- [Work request]
A letter-for-letter copy of the listing is required, with no pictures in it.

- [Provided information]
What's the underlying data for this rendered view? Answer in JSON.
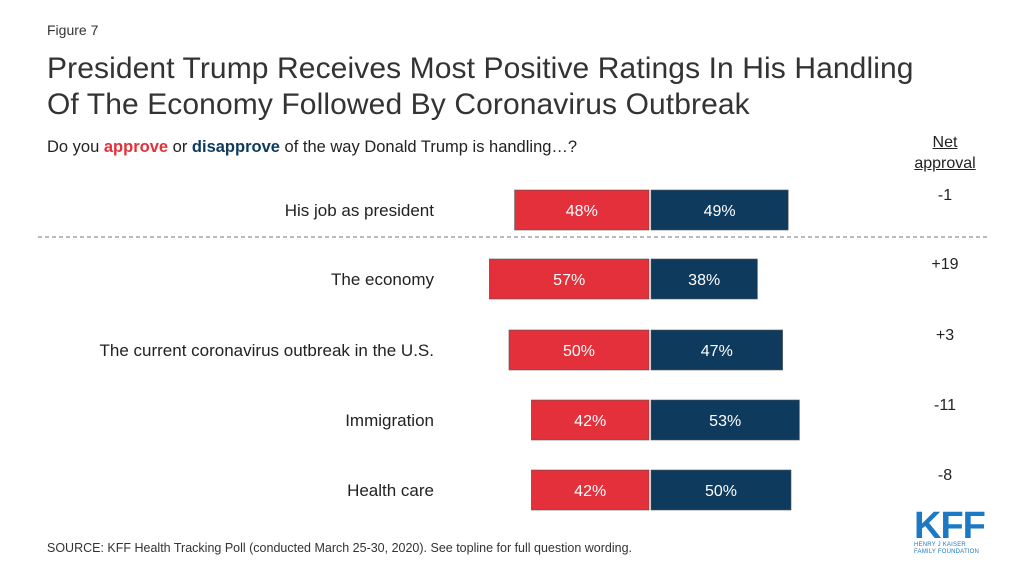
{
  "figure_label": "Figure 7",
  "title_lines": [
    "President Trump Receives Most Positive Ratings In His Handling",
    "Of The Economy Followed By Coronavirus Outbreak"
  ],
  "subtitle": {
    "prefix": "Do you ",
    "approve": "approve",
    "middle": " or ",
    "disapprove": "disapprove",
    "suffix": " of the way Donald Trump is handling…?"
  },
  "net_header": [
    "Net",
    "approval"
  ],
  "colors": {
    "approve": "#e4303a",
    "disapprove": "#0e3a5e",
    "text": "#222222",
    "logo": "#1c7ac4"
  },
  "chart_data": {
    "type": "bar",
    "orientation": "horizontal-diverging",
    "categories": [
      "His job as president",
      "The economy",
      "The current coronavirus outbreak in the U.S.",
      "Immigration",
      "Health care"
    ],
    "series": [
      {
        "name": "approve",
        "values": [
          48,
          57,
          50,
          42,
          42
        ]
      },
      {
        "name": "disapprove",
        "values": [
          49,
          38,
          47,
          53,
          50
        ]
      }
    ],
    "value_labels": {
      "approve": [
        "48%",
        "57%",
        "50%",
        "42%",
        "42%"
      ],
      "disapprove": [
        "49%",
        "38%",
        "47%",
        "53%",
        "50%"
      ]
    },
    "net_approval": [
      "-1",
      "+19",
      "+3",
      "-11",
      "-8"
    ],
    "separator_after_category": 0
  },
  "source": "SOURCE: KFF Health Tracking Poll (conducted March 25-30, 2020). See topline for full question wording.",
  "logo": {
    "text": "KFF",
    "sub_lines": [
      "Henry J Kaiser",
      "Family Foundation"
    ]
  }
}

- [Response below]
What's the underlying data for this rendered view? Answer in JSON.
{
  "figure_label": "Figure 7",
  "title_lines": [
    "President Trump Receives Most Positive Ratings In His Handling",
    "Of The Economy Followed By Coronavirus Outbreak"
  ],
  "subtitle": {
    "prefix": "Do you ",
    "approve": "approve",
    "middle": " or ",
    "disapprove": "disapprove",
    "suffix": " of the way Donald Trump is handling…?"
  },
  "net_header": [
    "Net",
    "approval"
  ],
  "colors": {
    "approve": "#e4303a",
    "disapprove": "#0e3a5e",
    "text": "#222222",
    "logo": "#1c7ac4"
  },
  "chart_data": {
    "type": "bar",
    "orientation": "horizontal-diverging",
    "categories": [
      "His job as president",
      "The economy",
      "The current coronavirus outbreak in the U.S.",
      "Immigration",
      "Health care"
    ],
    "series": [
      {
        "name": "approve",
        "values": [
          48,
          57,
          50,
          42,
          42
        ]
      },
      {
        "name": "disapprove",
        "values": [
          49,
          38,
          47,
          53,
          50
        ]
      }
    ],
    "value_labels": {
      "approve": [
        "48%",
        "57%",
        "50%",
        "42%",
        "42%"
      ],
      "disapprove": [
        "49%",
        "38%",
        "47%",
        "53%",
        "50%"
      ]
    },
    "net_approval": [
      "-1",
      "+19",
      "+3",
      "-11",
      "-8"
    ],
    "separator_after_category": 0
  },
  "source": "SOURCE: KFF Health Tracking Poll (conducted March 25-30, 2020). See topline for full question wording.",
  "logo": {
    "text": "KFF",
    "sub_lines": [
      "Henry J Kaiser",
      "Family Foundation"
    ]
  }
}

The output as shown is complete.